_Your instructions_: Restate all of the entries exactly, dropping any pictures they hold.

_Record extracts_:

* * * * * * * * *

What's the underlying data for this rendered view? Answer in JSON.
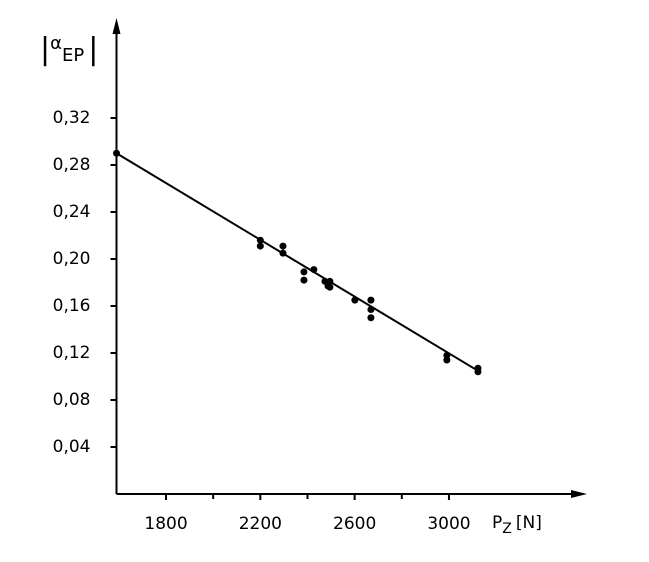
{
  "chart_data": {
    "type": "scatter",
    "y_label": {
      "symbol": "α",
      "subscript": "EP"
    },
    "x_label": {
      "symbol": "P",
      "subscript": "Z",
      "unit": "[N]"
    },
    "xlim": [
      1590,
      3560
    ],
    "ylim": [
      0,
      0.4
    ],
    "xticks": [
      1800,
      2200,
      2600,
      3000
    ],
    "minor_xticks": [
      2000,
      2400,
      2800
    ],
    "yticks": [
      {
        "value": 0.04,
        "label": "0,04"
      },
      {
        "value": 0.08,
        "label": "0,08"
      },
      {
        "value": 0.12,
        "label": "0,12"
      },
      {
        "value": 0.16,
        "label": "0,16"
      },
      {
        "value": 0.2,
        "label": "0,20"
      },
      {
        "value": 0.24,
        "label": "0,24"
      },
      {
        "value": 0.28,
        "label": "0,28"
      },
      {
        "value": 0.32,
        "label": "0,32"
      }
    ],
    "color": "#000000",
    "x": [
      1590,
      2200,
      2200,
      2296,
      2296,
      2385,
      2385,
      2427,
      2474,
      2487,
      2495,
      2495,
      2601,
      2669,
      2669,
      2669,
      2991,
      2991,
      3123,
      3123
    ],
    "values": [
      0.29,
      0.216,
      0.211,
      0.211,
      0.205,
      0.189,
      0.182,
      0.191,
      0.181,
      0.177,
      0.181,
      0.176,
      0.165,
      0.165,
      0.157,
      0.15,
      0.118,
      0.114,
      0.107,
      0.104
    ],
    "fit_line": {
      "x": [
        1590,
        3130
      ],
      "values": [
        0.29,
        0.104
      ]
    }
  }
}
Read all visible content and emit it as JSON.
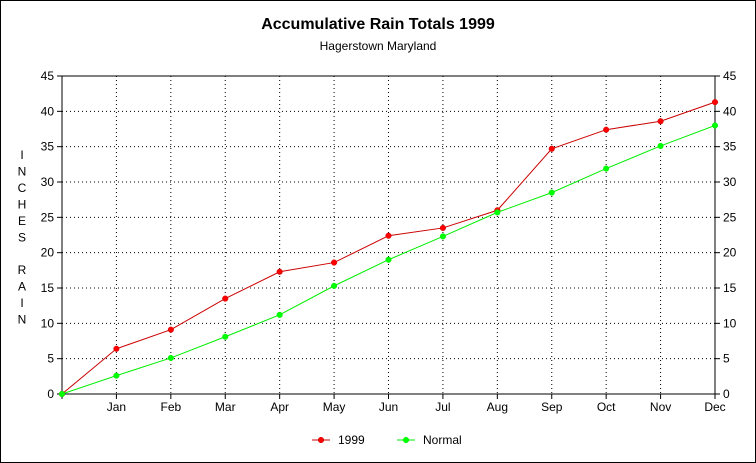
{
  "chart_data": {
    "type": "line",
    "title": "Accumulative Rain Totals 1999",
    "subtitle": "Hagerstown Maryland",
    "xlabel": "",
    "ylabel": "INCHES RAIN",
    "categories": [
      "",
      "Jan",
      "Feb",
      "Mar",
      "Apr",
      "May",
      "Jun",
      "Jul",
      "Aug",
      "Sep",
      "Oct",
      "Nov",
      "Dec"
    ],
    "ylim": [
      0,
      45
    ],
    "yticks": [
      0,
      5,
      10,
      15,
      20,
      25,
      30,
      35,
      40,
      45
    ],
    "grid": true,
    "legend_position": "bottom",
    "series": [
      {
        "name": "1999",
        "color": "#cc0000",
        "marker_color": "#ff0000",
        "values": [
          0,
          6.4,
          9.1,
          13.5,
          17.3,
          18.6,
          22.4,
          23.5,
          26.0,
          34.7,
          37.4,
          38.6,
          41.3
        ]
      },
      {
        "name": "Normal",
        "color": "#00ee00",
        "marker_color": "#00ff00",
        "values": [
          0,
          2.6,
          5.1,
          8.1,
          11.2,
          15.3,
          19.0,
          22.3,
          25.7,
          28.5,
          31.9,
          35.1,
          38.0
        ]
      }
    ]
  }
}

* * * * * * * * *

_Exercise answer_:
What's the underlying data for this rendered view? Answer in JSON.
{
  "chart_data": {
    "type": "scatter",
    "y_label": {
      "symbol": "α",
      "subscript": "EP"
    },
    "x_label": {
      "symbol": "P",
      "subscript": "Z",
      "unit": "[N]"
    },
    "xlim": [
      1590,
      3560
    ],
    "ylim": [
      0,
      0.4
    ],
    "xticks": [
      1800,
      2200,
      2600,
      3000
    ],
    "minor_xticks": [
      2000,
      2400,
      2800
    ],
    "yticks": [
      {
        "value": 0.04,
        "label": "0,04"
      },
      {
        "value": 0.08,
        "label": "0,08"
      },
      {
        "value": 0.12,
        "label": "0,12"
      },
      {
        "value": 0.16,
        "label": "0,16"
      },
      {
        "value": 0.2,
        "label": "0,20"
      },
      {
        "value": 0.24,
        "label": "0,24"
      },
      {
        "value": 0.28,
        "label": "0,28"
      },
      {
        "value": 0.32,
        "label": "0,32"
      }
    ],
    "color": "#000000",
    "x": [
      1590,
      2200,
      2200,
      2296,
      2296,
      2385,
      2385,
      2427,
      2474,
      2487,
      2495,
      2495,
      2601,
      2669,
      2669,
      2669,
      2991,
      2991,
      3123,
      3123
    ],
    "values": [
      0.29,
      0.216,
      0.211,
      0.211,
      0.205,
      0.189,
      0.182,
      0.191,
      0.181,
      0.177,
      0.181,
      0.176,
      0.165,
      0.165,
      0.157,
      0.15,
      0.118,
      0.114,
      0.107,
      0.104
    ],
    "fit_line": {
      "x": [
        1590,
        3130
      ],
      "values": [
        0.29,
        0.104
      ]
    }
  }
}
Read all visible content and emit it as JSON.
{
  "chart_data": {
    "type": "line",
    "title": "Accumulative Rain Totals 1999",
    "subtitle": "Hagerstown Maryland",
    "xlabel": "",
    "ylabel": "INCHES RAIN",
    "categories": [
      "",
      "Jan",
      "Feb",
      "Mar",
      "Apr",
      "May",
      "Jun",
      "Jul",
      "Aug",
      "Sep",
      "Oct",
      "Nov",
      "Dec"
    ],
    "ylim": [
      0,
      45
    ],
    "yticks": [
      0,
      5,
      10,
      15,
      20,
      25,
      30,
      35,
      40,
      45
    ],
    "grid": true,
    "legend_position": "bottom",
    "series": [
      {
        "name": "1999",
        "color": "#cc0000",
        "marker_color": "#ff0000",
        "values": [
          0,
          6.4,
          9.1,
          13.5,
          17.3,
          18.6,
          22.4,
          23.5,
          26.0,
          34.7,
          37.4,
          38.6,
          41.3
        ]
      },
      {
        "name": "Normal",
        "color": "#00ee00",
        "marker_color": "#00ff00",
        "values": [
          0,
          2.6,
          5.1,
          8.1,
          11.2,
          15.3,
          19.0,
          22.3,
          25.7,
          28.5,
          31.9,
          35.1,
          38.0
        ]
      }
    ]
  }
}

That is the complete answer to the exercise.